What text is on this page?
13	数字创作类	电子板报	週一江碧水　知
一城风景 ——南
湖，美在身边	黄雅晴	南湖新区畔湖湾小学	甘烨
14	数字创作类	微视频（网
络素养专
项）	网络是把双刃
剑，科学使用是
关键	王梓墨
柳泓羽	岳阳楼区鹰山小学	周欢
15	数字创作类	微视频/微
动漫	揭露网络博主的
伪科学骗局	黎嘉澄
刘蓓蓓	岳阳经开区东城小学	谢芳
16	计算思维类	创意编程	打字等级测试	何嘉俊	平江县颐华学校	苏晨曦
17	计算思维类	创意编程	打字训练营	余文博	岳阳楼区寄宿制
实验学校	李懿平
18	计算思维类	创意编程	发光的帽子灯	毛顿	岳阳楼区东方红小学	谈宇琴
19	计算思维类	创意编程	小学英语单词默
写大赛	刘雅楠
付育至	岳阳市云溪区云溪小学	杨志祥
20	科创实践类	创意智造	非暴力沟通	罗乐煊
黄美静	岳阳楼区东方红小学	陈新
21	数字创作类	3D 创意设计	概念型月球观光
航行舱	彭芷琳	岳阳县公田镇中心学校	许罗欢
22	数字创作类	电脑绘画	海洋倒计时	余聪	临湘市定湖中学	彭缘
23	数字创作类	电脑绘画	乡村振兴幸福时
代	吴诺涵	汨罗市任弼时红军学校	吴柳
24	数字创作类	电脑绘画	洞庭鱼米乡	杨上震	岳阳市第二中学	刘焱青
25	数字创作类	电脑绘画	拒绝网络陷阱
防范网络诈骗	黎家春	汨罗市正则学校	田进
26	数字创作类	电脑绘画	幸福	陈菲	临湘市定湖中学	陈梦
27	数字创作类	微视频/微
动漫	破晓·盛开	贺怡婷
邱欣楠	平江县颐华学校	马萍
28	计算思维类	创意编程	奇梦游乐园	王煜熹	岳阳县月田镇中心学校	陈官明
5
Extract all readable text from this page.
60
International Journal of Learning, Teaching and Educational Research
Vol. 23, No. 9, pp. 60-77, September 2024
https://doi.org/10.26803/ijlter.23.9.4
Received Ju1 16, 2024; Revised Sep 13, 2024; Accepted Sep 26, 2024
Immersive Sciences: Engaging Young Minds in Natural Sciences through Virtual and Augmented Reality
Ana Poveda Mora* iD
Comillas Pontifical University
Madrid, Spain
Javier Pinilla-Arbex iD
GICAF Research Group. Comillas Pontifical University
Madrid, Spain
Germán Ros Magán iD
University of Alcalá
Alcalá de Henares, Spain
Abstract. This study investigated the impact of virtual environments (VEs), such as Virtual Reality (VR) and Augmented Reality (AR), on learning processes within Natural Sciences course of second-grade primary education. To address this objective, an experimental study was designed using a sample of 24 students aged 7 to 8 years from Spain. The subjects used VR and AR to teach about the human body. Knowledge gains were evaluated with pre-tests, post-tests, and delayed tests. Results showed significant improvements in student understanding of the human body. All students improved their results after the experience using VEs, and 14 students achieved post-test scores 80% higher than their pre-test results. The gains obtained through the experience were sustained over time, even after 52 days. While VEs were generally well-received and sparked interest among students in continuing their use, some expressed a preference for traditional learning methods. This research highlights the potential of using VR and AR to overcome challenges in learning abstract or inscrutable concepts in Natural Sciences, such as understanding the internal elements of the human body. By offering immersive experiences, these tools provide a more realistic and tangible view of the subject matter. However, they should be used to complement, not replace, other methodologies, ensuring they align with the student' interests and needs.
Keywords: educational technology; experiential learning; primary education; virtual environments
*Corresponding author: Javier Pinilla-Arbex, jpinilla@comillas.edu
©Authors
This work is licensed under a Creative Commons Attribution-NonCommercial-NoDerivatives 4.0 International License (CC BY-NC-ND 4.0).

● ● ● ● ● ● ●

▸ REQUIRED TASK
The records above must be output exactly, in full.

▸ ANSWER
What text is on this page?
13	数字创作类	电子板报	週一江碧水　知
一城风景 ——南
湖，美在身边	黄雅晴	南湖新区畔湖湾小学	甘烨
14	数字创作类	微视频（网
络素养专
项）	网络是把双刃
剑，科学使用是
关键	王梓墨
柳泓羽	岳阳楼区鹰山小学	周欢
15	数字创作类	微视频/微
动漫	揭露网络博主的
伪科学骗局	黎嘉澄
刘蓓蓓	岳阳经开区东城小学	谢芳
16	计算思维类	创意编程	打字等级测试	何嘉俊	平江县颐华学校	苏晨曦
17	计算思维类	创意编程	打字训练营	余文博	岳阳楼区寄宿制
实验学校	李懿平
18	计算思维类	创意编程	发光的帽子灯	毛顿	岳阳楼区东方红小学	谈宇琴
19	计算思维类	创意编程	小学英语单词默
写大赛	刘雅楠
付育至	岳阳市云溪区云溪小学	杨志祥
20	科创实践类	创意智造	非暴力沟通	罗乐煊
黄美静	岳阳楼区东方红小学	陈新
21	数字创作类	3D 创意设计	概念型月球观光
航行舱	彭芷琳	岳阳县公田镇中心学校	许罗欢
22	数字创作类	电脑绘画	海洋倒计时	余聪	临湘市定湖中学	彭缘
23	数字创作类	电脑绘画	乡村振兴幸福时
代	吴诺涵	汨罗市任弼时红军学校	吴柳
24	数字创作类	电脑绘画	洞庭鱼米乡	杨上震	岳阳市第二中学	刘焱青
25	数字创作类	电脑绘画	拒绝网络陷阱
防范网络诈骗	黎家春	汨罗市正则学校	田进
26	数字创作类	电脑绘画	幸福	陈菲	临湘市定湖中学	陈梦
27	数字创作类	微视频/微
动漫	破晓·盛开	贺怡婷
邱欣楠	平江县颐华学校	马萍
28	计算思维类	创意编程	奇梦游乐园	王煜熹	岳阳县月田镇中心学校	陈官明
5
Extract all readable text from this page.
60
International Journal of Learning, Teaching and Educational Research
Vol. 23, No. 9, pp. 60-77, September 2024
https://doi.org/10.26803/ijlter.23.9.4
Received Ju1 16, 2024; Revised Sep 13, 2024; Accepted Sep 26, 2024
Immersive Sciences: Engaging Young Minds in Natural Sciences through Virtual and Augmented Reality
Ana Poveda Mora* iD
Comillas Pontifical University
Madrid, Spain
Javier Pinilla-Arbex iD
GICAF Research Group. Comillas Pontifical University
Madrid, Spain
Germán Ros Magán iD
University of Alcalá
Alcalá de Henares, Spain
Abstract. This study investigated the impact of virtual environments (VEs), such as Virtual Reality (VR) and Augmented Reality (AR), on learning processes within Natural Sciences course of second-grade primary education. To address this objective, an experimental study was designed using a sample of 24 students aged 7 to 8 years from Spain. The subjects used VR and AR to teach about the human body. Knowledge gains were evaluated with pre-tests, post-tests, and delayed tests. Results showed significant improvements in student understanding of the human body. All students improved their results after the experience using VEs, and 14 students achieved post-test scores 80% higher than their pre-test results. The gains obtained through the experience were sustained over time, even after 52 days. While VEs were generally well-received and sparked interest among students in continuing their use, some expressed a preference for traditional learning methods. This research highlights the potential of using VR and AR to overcome challenges in learning abstract or inscrutable concepts in Natural Sciences, such as understanding the internal elements of the human body. By offering immersive experiences, these tools provide a more realistic and tangible view of the subject matter. However, they should be used to complement, not replace, other methodologies, ensuring they align with the student' interests and needs.
Keywords: educational technology; experiential learning; primary education; virtual environments
*Corresponding author: Javier Pinilla-Arbex, jpinilla@comillas.edu
©Authors
This work is licensed under a Creative Commons Attribution-NonCommercial-NoDerivatives 4.0 International License (CC BY-NC-ND 4.0).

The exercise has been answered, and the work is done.